Instructions to follow
Check each line of the listing, and copy it if it contains the word "document".

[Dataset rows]
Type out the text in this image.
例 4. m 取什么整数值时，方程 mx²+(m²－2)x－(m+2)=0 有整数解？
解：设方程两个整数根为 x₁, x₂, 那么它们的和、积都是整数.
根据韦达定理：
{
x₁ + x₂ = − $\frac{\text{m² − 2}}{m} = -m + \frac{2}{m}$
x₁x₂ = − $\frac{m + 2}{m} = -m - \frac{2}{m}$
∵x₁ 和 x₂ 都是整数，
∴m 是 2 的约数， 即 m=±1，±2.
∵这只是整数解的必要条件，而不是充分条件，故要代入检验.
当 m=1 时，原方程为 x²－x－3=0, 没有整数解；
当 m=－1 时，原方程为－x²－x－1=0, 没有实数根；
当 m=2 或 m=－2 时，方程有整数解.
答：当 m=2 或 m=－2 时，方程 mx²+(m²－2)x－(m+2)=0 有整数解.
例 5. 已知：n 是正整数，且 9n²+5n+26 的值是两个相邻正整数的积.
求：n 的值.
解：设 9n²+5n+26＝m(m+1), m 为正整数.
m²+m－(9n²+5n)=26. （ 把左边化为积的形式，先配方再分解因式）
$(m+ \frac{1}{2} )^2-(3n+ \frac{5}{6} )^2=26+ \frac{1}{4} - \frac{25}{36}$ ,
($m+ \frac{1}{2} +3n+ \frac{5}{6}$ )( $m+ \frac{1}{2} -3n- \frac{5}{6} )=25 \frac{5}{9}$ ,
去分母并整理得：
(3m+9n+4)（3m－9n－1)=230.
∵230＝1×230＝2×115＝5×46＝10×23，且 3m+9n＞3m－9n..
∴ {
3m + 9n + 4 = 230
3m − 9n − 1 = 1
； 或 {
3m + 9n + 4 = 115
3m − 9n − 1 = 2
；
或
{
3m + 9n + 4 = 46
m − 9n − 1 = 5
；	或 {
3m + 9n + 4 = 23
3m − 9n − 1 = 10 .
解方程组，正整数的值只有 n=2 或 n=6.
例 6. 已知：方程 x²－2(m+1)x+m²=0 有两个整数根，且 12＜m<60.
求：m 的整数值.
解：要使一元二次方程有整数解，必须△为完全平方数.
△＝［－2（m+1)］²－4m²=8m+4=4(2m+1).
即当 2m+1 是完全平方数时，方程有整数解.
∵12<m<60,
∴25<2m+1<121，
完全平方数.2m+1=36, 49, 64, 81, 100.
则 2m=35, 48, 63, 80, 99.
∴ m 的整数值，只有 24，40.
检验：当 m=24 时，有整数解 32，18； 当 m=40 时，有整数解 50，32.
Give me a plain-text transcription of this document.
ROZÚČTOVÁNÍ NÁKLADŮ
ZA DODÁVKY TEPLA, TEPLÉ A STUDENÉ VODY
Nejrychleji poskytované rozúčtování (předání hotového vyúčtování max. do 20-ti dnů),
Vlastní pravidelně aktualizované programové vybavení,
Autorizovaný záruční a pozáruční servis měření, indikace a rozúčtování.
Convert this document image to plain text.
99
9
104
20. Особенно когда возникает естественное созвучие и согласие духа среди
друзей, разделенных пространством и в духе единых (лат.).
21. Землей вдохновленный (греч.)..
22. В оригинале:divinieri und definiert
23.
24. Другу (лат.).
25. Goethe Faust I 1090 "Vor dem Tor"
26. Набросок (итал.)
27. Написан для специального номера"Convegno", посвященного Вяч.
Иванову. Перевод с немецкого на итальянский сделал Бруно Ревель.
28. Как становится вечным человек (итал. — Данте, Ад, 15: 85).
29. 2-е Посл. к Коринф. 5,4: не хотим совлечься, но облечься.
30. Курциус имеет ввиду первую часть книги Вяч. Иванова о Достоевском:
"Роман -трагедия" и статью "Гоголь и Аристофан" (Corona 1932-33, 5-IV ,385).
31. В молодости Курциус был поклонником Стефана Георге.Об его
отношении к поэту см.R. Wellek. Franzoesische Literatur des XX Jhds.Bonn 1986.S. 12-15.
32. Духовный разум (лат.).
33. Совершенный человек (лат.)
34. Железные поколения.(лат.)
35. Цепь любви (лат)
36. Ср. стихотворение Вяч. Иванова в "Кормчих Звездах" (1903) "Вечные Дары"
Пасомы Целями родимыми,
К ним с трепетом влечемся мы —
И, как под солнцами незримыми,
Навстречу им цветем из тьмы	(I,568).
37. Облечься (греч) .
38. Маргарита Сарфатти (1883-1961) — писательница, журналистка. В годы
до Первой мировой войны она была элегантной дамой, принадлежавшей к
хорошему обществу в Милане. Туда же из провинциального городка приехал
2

Solution to the exercise
Give me a plain-text transcription of this document.
Convert this document image to plain text.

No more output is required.